Exercise details: Retype each of the rows below without any change.

====== Given records ======

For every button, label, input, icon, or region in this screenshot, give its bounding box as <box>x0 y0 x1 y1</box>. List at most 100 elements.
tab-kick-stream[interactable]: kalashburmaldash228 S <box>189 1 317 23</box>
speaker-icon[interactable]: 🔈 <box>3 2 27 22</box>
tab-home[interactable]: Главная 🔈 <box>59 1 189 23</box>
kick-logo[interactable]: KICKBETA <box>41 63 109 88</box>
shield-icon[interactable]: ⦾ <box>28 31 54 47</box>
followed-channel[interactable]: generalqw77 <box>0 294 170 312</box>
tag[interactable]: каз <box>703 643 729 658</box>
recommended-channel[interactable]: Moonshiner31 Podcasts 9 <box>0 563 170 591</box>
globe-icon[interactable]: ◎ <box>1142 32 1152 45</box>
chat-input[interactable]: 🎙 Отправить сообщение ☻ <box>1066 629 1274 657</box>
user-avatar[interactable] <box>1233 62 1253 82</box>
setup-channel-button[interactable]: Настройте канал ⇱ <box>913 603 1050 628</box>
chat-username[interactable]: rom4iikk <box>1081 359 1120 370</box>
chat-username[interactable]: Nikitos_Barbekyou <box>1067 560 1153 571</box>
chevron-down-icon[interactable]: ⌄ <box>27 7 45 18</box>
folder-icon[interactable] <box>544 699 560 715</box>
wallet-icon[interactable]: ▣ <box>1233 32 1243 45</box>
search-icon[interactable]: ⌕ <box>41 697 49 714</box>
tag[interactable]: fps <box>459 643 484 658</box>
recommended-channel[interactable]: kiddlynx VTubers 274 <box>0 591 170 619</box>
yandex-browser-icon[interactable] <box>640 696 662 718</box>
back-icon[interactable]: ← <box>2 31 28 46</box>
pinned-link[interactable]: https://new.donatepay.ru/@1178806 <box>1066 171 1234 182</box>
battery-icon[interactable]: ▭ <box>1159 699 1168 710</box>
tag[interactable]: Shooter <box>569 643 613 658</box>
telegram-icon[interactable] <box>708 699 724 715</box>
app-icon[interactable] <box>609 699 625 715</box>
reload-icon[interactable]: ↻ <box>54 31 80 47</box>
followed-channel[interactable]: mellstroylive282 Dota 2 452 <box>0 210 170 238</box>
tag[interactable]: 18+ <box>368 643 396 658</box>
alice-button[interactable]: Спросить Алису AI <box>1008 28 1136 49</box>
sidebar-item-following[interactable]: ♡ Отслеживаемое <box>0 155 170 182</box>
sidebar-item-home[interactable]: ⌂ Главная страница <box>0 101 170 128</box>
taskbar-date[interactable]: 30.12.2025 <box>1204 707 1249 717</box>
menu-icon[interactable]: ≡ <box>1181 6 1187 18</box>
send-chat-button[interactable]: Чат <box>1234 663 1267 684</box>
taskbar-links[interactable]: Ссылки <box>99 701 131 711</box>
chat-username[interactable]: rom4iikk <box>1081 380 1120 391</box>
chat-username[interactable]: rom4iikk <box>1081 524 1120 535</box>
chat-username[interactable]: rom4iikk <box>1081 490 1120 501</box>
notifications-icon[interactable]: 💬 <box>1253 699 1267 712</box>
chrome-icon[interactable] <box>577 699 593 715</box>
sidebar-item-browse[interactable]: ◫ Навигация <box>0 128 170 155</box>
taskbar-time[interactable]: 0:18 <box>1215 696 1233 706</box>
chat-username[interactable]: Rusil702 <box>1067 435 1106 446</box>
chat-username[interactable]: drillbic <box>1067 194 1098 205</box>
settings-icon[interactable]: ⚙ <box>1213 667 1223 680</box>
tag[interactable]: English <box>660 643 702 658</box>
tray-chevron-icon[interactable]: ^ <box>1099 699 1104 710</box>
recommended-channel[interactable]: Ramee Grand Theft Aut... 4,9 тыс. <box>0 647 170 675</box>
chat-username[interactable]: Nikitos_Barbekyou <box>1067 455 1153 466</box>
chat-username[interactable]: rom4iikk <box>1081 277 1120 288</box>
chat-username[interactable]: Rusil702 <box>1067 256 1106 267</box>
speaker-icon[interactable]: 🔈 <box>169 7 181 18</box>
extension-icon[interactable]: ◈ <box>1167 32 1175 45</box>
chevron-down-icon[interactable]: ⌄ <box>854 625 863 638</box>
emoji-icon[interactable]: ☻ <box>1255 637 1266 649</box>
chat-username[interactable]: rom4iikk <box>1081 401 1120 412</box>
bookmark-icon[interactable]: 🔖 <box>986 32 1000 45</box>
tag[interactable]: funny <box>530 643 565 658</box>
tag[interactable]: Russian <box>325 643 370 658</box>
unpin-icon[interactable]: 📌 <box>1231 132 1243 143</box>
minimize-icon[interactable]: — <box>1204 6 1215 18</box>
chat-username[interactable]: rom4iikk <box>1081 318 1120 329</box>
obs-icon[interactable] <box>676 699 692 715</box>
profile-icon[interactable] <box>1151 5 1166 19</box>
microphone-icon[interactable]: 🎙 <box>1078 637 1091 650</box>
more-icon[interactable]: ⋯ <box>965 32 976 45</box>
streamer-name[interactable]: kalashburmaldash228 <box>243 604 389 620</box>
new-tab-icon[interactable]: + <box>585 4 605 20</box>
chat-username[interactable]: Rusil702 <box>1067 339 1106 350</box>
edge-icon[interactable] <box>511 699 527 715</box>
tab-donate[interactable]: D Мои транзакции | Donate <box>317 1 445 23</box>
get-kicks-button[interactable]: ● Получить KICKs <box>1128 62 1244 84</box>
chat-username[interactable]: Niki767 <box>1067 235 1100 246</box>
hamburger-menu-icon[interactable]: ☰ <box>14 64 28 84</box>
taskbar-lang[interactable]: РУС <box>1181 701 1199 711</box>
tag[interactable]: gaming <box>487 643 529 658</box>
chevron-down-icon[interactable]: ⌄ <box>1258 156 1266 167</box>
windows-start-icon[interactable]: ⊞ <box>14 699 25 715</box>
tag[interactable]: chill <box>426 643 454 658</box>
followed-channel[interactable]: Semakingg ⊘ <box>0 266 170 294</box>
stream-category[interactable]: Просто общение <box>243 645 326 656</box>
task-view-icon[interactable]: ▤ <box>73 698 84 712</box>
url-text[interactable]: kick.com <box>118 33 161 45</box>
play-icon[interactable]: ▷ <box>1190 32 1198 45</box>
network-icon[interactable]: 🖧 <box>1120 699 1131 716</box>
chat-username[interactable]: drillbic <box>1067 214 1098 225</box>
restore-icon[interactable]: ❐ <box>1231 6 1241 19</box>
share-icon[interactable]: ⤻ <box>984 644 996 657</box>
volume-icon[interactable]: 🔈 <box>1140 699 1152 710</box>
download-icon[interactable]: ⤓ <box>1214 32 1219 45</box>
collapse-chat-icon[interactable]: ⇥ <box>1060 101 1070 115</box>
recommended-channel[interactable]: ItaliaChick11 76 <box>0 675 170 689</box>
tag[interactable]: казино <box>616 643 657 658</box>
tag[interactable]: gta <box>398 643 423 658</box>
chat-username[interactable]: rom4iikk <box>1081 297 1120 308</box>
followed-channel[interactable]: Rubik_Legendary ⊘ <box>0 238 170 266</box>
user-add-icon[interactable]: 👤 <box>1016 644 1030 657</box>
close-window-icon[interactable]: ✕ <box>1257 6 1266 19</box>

======

The solution:
For every button, label, input, icon, or region in this screenshot, give its bounding box as <box>x0 y0 x1 y1</box>. List at most 100 elements.
tab-kick-stream[interactable]: kalashburmaldash228 S <box>189 1 317 23</box>
speaker-icon[interactable]: 🔈 <box>3 2 27 22</box>
tab-home[interactable]: Главная 🔈 <box>59 1 189 23</box>
kick-logo[interactable]: KICKBETA <box>41 63 109 88</box>
shield-icon[interactable]: ⦾ <box>28 31 54 47</box>
followed-channel[interactable]: generalqw77 <box>0 294 170 312</box>
tag[interactable]: каз <box>703 643 729 658</box>
recommended-channel[interactable]: Moonshiner31 Podcasts 9 <box>0 563 170 591</box>
globe-icon[interactable]: ◎ <box>1142 32 1152 45</box>
chat-input[interactable]: 🎙 Отправить сообщение ☻ <box>1066 629 1274 657</box>
user-avatar[interactable] <box>1233 62 1253 82</box>
setup-channel-button[interactable]: Настройте канал ⇱ <box>913 603 1050 628</box>
chat-username[interactable]: rom4iikk <box>1081 359 1120 370</box>
chat-username[interactable]: Nikitos_Barbekyou <box>1067 560 1153 571</box>
chevron-down-icon[interactable]: ⌄ <box>27 7 45 18</box>
folder-icon[interactable] <box>544 699 560 715</box>
wallet-icon[interactable]: ▣ <box>1233 32 1243 45</box>
search-icon[interactable]: ⌕ <box>41 697 49 714</box>
tag[interactable]: fps <box>459 643 484 658</box>
recommended-channel[interactable]: kiddlynx VTubers 274 <box>0 591 170 619</box>
yandex-browser-icon[interactable] <box>640 696 662 718</box>
back-icon[interactable]: ← <box>2 31 28 46</box>
pinned-link[interactable]: https://new.donatepay.ru/@1178806 <box>1066 171 1234 182</box>
battery-icon[interactable]: ▭ <box>1159 699 1168 710</box>
tag[interactable]: Shooter <box>569 643 613 658</box>
telegram-icon[interactable] <box>708 699 724 715</box>
app-icon[interactable] <box>609 699 625 715</box>
reload-icon[interactable]: ↻ <box>54 31 80 47</box>
followed-channel[interactable]: mellstroylive282 Dota 2 452 <box>0 210 170 238</box>
tag[interactable]: 18+ <box>368 643 396 658</box>
alice-button[interactable]: Спросить Алису AI <box>1008 28 1136 49</box>
sidebar-item-following[interactable]: ♡ Отслеживаемое <box>0 155 170 182</box>
sidebar-item-home[interactable]: ⌂ Главная страница <box>0 101 170 128</box>
taskbar-date[interactable]: 30.12.2025 <box>1204 707 1249 717</box>
menu-icon[interactable]: ≡ <box>1181 6 1187 18</box>
send-chat-button[interactable]: Чат <box>1234 663 1267 684</box>
taskbar-links[interactable]: Ссылки <box>99 701 131 711</box>
chat-username[interactable]: rom4iikk <box>1081 380 1120 391</box>
chat-username[interactable]: rom4iikk <box>1081 524 1120 535</box>
chat-username[interactable]: rom4iikk <box>1081 490 1120 501</box>
notifications-icon[interactable]: 💬 <box>1253 699 1267 712</box>
chrome-icon[interactable] <box>577 699 593 715</box>
sidebar-item-browse[interactable]: ◫ Навигация <box>0 128 170 155</box>
taskbar-time[interactable]: 0:18 <box>1215 696 1233 706</box>
chat-username[interactable]: Rusil702 <box>1067 435 1106 446</box>
chat-username[interactable]: drillbic <box>1067 194 1098 205</box>
settings-icon[interactable]: ⚙ <box>1213 667 1223 680</box>
tag[interactable]: English <box>660 643 702 658</box>
tray-chevron-icon[interactable]: ^ <box>1099 699 1104 710</box>
recommended-channel[interactable]: Ramee Grand Theft Aut... 4,9 тыс. <box>0 647 170 675</box>
chat-username[interactable]: Nikitos_Barbekyou <box>1067 455 1153 466</box>
chat-username[interactable]: rom4iikk <box>1081 277 1120 288</box>
chat-username[interactable]: Rusil702 <box>1067 256 1106 267</box>
speaker-icon[interactable]: 🔈 <box>169 7 181 18</box>
extension-icon[interactable]: ◈ <box>1167 32 1175 45</box>
chevron-down-icon[interactable]: ⌄ <box>854 625 863 638</box>
emoji-icon[interactable]: ☻ <box>1255 637 1266 649</box>
chat-username[interactable]: rom4iikk <box>1081 401 1120 412</box>
bookmark-icon[interactable]: 🔖 <box>986 32 1000 45</box>
tag[interactable]: funny <box>530 643 565 658</box>
tag[interactable]: Russian <box>325 643 370 658</box>
unpin-icon[interactable]: 📌 <box>1231 132 1243 143</box>
minimize-icon[interactable]: — <box>1204 6 1215 18</box>
chat-username[interactable]: rom4iikk <box>1081 318 1120 329</box>
obs-icon[interactable] <box>676 699 692 715</box>
profile-icon[interactable] <box>1151 5 1166 19</box>
microphone-icon[interactable]: 🎙 <box>1078 637 1091 650</box>
more-icon[interactable]: ⋯ <box>965 32 976 45</box>
streamer-name[interactable]: kalashburmaldash228 <box>243 604 389 620</box>
new-tab-icon[interactable]: + <box>585 4 605 20</box>
chat-username[interactable]: Rusil702 <box>1067 339 1106 350</box>
edge-icon[interactable] <box>511 699 527 715</box>
tab-donate[interactable]: D Мои транзакции | Donate <box>317 1 445 23</box>
get-kicks-button[interactable]: ● Получить KICKs <box>1128 62 1244 84</box>
chat-username[interactable]: Niki767 <box>1067 235 1100 246</box>
hamburger-menu-icon[interactable]: ☰ <box>14 64 28 84</box>
taskbar-lang[interactable]: РУС <box>1181 701 1199 711</box>
tag[interactable]: gaming <box>487 643 529 658</box>
chevron-down-icon[interactable]: ⌄ <box>1258 156 1266 167</box>
windows-start-icon[interactable]: ⊞ <box>14 699 25 715</box>
tag[interactable]: chill <box>426 643 454 658</box>
followed-channel[interactable]: Semakingg ⊘ <box>0 266 170 294</box>
stream-category[interactable]: Просто общение <box>243 645 326 656</box>
task-view-icon[interactable]: ▤ <box>73 698 84 712</box>
url-text[interactable]: kick.com <box>118 33 161 45</box>
play-icon[interactable]: ▷ <box>1190 32 1198 45</box>
network-icon[interactable]: 🖧 <box>1120 699 1131 716</box>
chat-username[interactable]: drillbic <box>1067 214 1098 225</box>
restore-icon[interactable]: ❐ <box>1231 6 1241 19</box>
share-icon[interactable]: ⤻ <box>984 644 996 657</box>
volume-icon[interactable]: 🔈 <box>1140 699 1152 710</box>
download-icon[interactable]: ⤓ <box>1214 32 1219 45</box>
collapse-chat-icon[interactable]: ⇥ <box>1060 101 1070 115</box>
recommended-channel[interactable]: ItaliaChick11 76 <box>0 675 170 689</box>
tag[interactable]: казино <box>616 643 657 658</box>
tag[interactable]: gta <box>398 643 423 658</box>
chat-username[interactable]: rom4iikk <box>1081 297 1120 308</box>
followed-channel[interactable]: Rubik_Legendary ⊘ <box>0 238 170 266</box>
user-add-icon[interactable]: 👤 <box>1016 644 1030 657</box>
close-window-icon[interactable]: ✕ <box>1257 6 1266 19</box>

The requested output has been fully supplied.